━━━━━ Working data

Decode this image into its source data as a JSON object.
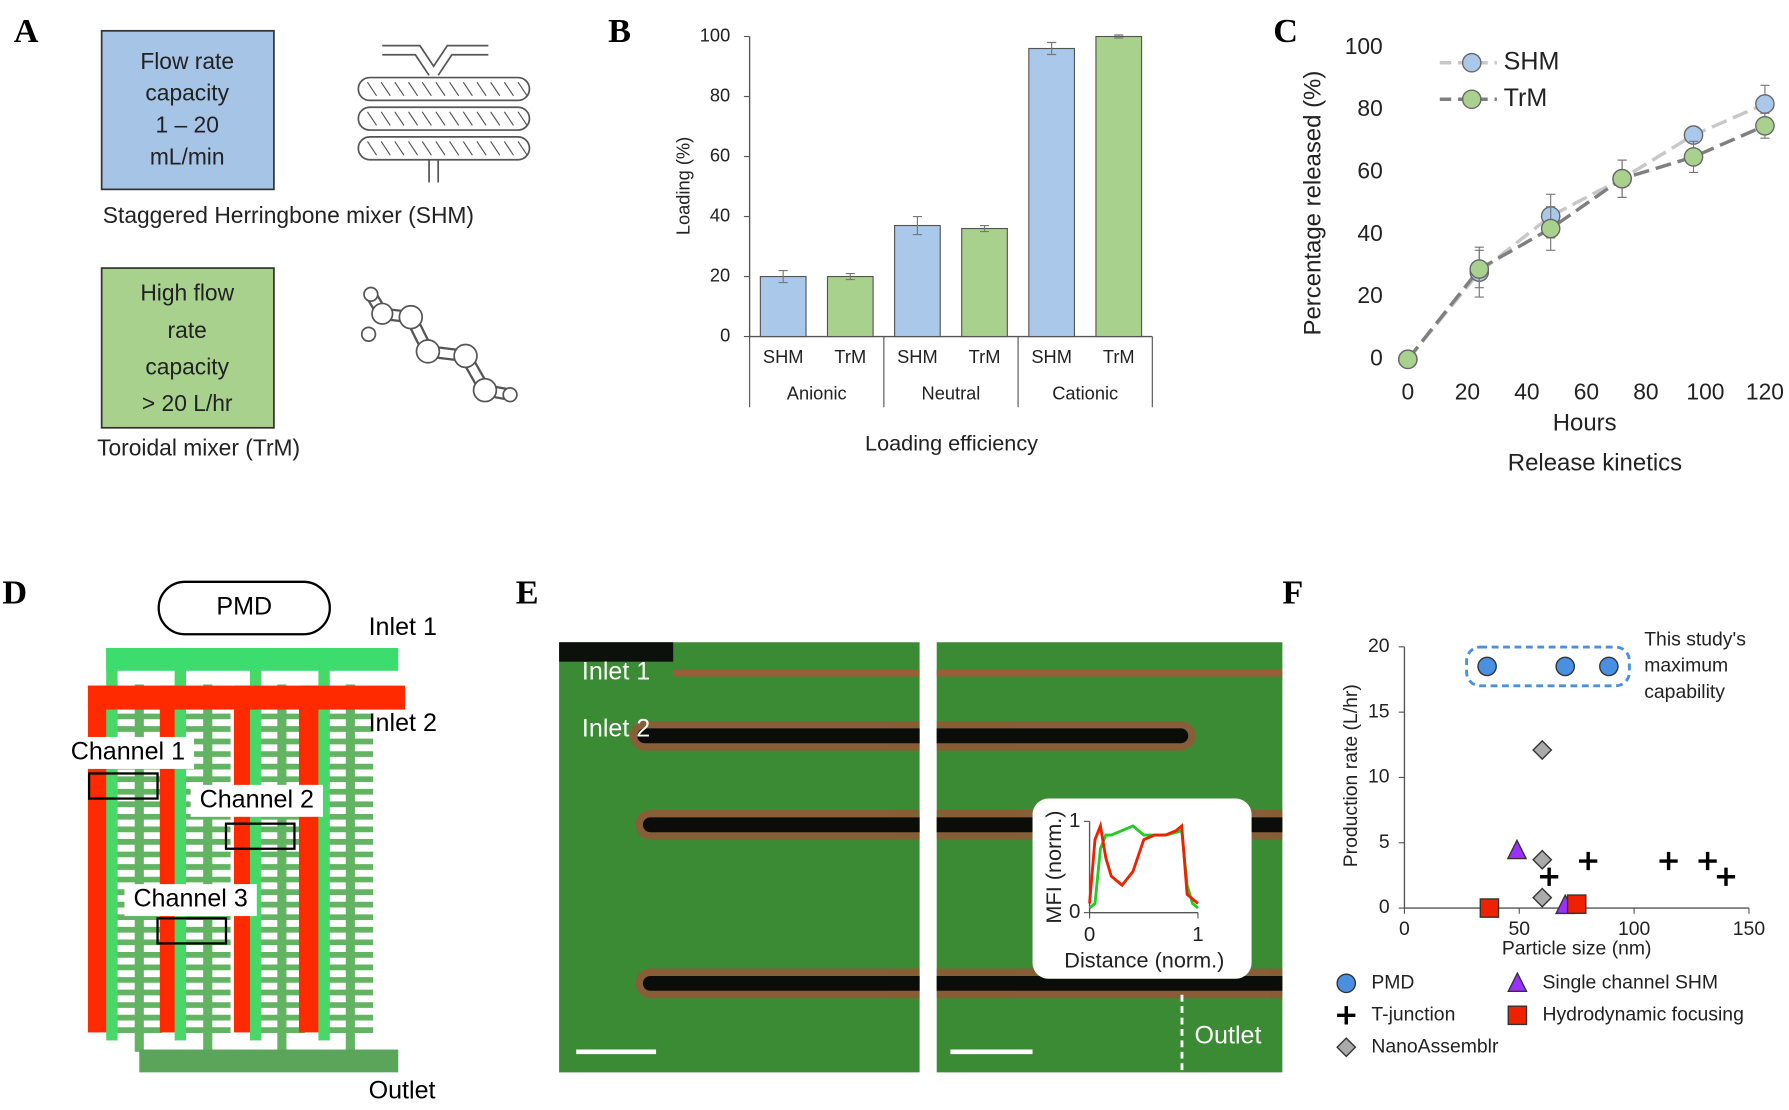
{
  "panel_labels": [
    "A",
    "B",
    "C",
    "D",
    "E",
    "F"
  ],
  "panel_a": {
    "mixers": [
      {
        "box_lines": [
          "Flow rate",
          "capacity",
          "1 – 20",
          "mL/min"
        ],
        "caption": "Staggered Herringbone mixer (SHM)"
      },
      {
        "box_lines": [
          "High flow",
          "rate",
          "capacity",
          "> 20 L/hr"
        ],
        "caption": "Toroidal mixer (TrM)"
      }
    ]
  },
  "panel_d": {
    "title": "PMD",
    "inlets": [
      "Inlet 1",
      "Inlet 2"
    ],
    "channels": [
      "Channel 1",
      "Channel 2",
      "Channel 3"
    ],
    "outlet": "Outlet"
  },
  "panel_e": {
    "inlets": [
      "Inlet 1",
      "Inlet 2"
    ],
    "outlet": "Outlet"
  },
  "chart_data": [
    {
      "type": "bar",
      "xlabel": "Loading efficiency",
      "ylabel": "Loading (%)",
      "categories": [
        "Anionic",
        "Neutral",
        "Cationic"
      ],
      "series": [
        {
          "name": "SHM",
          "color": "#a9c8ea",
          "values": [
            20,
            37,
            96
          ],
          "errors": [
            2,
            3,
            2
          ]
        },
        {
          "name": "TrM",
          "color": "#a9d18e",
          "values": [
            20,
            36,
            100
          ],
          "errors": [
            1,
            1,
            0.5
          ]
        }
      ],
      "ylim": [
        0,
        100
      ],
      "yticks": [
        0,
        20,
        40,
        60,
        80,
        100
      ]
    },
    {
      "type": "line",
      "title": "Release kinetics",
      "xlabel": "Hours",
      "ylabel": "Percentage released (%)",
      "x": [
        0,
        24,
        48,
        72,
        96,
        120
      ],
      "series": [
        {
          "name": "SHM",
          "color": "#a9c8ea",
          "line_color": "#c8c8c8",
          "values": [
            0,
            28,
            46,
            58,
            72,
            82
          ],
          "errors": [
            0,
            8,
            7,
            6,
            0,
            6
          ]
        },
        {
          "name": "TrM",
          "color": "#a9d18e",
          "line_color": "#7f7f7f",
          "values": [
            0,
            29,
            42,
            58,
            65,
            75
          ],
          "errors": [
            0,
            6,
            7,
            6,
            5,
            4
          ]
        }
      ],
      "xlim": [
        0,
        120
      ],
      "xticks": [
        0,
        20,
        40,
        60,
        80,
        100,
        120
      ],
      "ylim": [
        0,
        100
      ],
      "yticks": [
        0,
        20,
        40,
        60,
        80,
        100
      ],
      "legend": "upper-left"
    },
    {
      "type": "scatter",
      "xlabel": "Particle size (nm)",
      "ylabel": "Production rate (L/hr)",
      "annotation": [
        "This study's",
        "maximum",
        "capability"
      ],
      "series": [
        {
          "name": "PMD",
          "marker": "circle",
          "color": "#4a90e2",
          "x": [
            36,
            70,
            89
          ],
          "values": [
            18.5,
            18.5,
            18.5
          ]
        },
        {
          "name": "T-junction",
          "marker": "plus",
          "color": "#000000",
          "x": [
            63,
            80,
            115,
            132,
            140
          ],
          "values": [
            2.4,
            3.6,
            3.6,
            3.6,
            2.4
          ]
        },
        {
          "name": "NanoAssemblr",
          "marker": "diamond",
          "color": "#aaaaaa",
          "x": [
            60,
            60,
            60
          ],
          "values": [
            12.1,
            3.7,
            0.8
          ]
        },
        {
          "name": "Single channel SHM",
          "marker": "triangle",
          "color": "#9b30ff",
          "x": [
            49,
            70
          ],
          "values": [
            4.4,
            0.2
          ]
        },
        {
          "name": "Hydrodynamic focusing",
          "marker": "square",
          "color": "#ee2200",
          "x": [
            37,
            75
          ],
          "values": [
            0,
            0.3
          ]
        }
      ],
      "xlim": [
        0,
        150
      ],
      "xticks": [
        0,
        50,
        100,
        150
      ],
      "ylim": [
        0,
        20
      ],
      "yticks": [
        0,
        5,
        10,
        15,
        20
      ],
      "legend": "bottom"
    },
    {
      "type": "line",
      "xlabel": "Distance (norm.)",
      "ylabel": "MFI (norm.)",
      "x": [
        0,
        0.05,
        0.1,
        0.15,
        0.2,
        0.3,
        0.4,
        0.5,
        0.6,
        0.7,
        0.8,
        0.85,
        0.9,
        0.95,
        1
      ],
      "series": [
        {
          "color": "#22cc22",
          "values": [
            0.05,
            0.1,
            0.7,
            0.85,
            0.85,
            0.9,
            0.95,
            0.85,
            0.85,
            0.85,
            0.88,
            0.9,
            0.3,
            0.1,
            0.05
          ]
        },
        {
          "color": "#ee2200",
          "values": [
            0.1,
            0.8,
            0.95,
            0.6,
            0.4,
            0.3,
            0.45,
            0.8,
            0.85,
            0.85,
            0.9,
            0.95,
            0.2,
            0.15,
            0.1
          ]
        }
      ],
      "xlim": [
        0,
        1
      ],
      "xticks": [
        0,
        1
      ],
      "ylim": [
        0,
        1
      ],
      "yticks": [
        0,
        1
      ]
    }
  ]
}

━━━━━━━━━━
━━━━━ Working data

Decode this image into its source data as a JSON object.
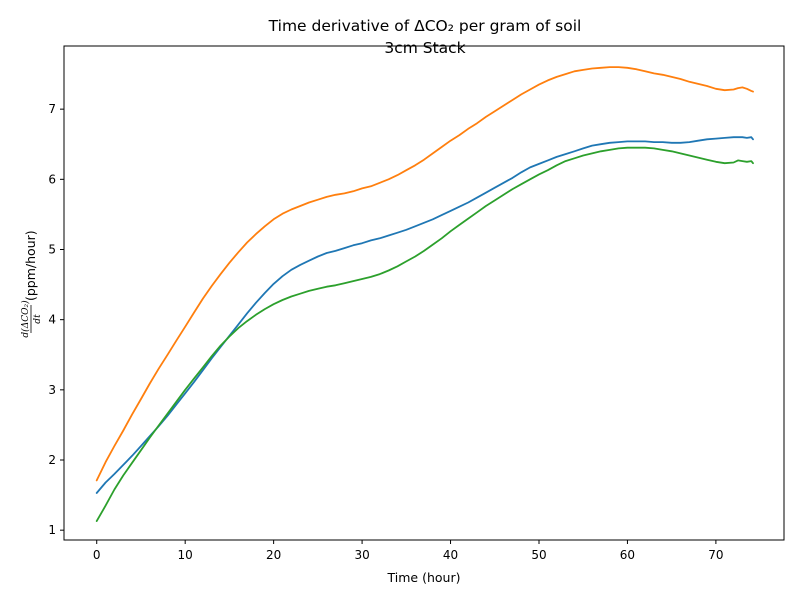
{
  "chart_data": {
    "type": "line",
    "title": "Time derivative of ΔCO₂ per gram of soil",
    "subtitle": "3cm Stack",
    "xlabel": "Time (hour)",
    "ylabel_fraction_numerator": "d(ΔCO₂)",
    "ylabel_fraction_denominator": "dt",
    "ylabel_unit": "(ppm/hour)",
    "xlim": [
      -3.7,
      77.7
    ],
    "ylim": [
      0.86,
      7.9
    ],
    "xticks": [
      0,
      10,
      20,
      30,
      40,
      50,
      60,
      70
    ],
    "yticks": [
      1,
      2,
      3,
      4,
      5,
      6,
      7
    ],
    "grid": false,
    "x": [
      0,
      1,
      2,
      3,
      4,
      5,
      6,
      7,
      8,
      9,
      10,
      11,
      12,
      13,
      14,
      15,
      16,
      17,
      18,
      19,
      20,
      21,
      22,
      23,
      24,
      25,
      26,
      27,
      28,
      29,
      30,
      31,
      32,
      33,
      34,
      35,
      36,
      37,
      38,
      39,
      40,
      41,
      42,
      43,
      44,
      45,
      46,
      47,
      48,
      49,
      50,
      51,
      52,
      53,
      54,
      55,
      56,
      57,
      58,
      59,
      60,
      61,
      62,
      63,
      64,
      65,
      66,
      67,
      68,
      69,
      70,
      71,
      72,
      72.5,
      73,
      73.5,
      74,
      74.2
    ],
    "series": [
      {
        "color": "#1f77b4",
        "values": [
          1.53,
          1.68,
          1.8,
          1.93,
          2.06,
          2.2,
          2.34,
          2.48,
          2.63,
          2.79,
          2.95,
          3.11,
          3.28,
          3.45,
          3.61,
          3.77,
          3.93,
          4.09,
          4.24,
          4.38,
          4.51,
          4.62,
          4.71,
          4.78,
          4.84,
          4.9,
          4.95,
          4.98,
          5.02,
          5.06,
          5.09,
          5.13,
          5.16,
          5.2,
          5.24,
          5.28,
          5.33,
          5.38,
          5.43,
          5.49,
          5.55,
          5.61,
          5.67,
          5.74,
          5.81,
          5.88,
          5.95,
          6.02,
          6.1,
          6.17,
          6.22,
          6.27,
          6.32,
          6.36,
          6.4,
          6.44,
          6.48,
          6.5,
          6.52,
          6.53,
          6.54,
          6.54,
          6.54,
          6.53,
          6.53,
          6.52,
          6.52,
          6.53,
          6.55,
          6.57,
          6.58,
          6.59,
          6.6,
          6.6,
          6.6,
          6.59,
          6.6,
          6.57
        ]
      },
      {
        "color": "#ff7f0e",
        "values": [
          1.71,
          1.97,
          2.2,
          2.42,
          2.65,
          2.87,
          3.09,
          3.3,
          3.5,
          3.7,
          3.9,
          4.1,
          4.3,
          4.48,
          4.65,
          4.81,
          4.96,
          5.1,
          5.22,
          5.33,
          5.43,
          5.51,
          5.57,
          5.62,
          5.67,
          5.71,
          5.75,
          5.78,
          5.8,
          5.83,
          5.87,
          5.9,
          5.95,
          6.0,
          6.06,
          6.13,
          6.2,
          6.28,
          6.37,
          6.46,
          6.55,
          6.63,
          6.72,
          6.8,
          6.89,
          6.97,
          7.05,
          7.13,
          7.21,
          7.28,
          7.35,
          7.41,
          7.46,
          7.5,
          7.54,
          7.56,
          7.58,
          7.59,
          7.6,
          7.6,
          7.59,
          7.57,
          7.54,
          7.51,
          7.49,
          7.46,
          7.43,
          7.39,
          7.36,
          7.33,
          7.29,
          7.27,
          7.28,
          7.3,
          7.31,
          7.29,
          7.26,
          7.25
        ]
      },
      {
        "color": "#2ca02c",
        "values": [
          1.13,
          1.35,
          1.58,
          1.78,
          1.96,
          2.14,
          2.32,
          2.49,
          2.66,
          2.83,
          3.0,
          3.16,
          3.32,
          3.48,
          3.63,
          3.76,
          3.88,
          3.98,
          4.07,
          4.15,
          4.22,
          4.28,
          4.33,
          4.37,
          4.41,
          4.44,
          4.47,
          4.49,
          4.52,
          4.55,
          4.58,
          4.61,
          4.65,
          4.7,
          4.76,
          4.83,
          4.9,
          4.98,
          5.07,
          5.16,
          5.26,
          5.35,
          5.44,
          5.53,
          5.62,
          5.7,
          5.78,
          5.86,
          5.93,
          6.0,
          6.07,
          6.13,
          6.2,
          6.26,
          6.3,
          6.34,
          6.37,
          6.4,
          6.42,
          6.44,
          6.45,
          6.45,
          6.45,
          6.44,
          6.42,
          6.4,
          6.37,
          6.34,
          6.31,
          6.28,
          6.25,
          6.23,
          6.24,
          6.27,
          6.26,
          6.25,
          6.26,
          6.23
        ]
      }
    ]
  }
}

━━━━━━━━━━

#### [Aim]
Among the entries above, how many lines include the word "Time"? Reply with the number only.

#### [Complete response]
2